Extracted information:
::::::::

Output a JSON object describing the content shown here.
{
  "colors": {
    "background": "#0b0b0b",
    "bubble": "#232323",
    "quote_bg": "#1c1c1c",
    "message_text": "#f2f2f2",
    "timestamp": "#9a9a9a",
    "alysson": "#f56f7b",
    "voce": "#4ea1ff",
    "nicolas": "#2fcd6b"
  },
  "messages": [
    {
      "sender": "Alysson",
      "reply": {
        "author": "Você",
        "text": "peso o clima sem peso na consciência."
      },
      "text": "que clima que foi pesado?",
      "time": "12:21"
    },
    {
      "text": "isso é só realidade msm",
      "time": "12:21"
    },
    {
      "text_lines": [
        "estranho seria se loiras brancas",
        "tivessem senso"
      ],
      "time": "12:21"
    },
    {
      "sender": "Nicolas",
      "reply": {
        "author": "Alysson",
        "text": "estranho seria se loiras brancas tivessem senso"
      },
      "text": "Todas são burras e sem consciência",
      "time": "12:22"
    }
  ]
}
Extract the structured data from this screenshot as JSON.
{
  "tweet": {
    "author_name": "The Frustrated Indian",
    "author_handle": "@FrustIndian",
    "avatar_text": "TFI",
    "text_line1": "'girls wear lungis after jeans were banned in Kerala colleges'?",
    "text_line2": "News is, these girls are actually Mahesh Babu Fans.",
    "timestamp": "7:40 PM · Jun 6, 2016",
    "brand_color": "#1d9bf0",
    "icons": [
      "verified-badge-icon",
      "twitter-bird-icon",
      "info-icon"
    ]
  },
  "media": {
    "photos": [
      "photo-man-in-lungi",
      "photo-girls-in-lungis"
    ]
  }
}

::::::::

Exercise requirements: Return the material in full, exactly as shown.

Correct result:
Output a JSON object describing the content shown here.
{
  "colors": {
    "background": "#0b0b0b",
    "bubble": "#232323",
    "quote_bg": "#1c1c1c",
    "message_text": "#f2f2f2",
    "timestamp": "#9a9a9a",
    "alysson": "#f56f7b",
    "voce": "#4ea1ff",
    "nicolas": "#2fcd6b"
  },
  "messages": [
    {
      "sender": "Alysson",
      "reply": {
        "author": "Você",
        "text": "peso o clima sem peso na consciência."
      },
      "text": "que clima que foi pesado?",
      "time": "12:21"
    },
    {
      "text": "isso é só realidade msm",
      "time": "12:21"
    },
    {
      "text_lines": [
        "estranho seria se loiras brancas",
        "tivessem senso"
      ],
      "time": "12:21"
    },
    {
      "sender": "Nicolas",
      "reply": {
        "author": "Alysson",
        "text": "estranho seria se loiras brancas tivessem senso"
      },
      "text": "Todas são burras e sem consciência",
      "time": "12:22"
    }
  ]
}
Extract the structured data from this screenshot as JSON.
{
  "tweet": {
    "author_name": "The Frustrated Indian",
    "author_handle": "@FrustIndian",
    "avatar_text": "TFI",
    "text_line1": "'girls wear lungis after jeans were banned in Kerala colleges'?",
    "text_line2": "News is, these girls are actually Mahesh Babu Fans.",
    "timestamp": "7:40 PM · Jun 6, 2016",
    "brand_color": "#1d9bf0",
    "icons": [
      "verified-badge-icon",
      "twitter-bird-icon",
      "info-icon"
    ]
  },
  "media": {
    "photos": [
      "photo-man-in-lungi",
      "photo-girls-in-lungis"
    ]
  }
}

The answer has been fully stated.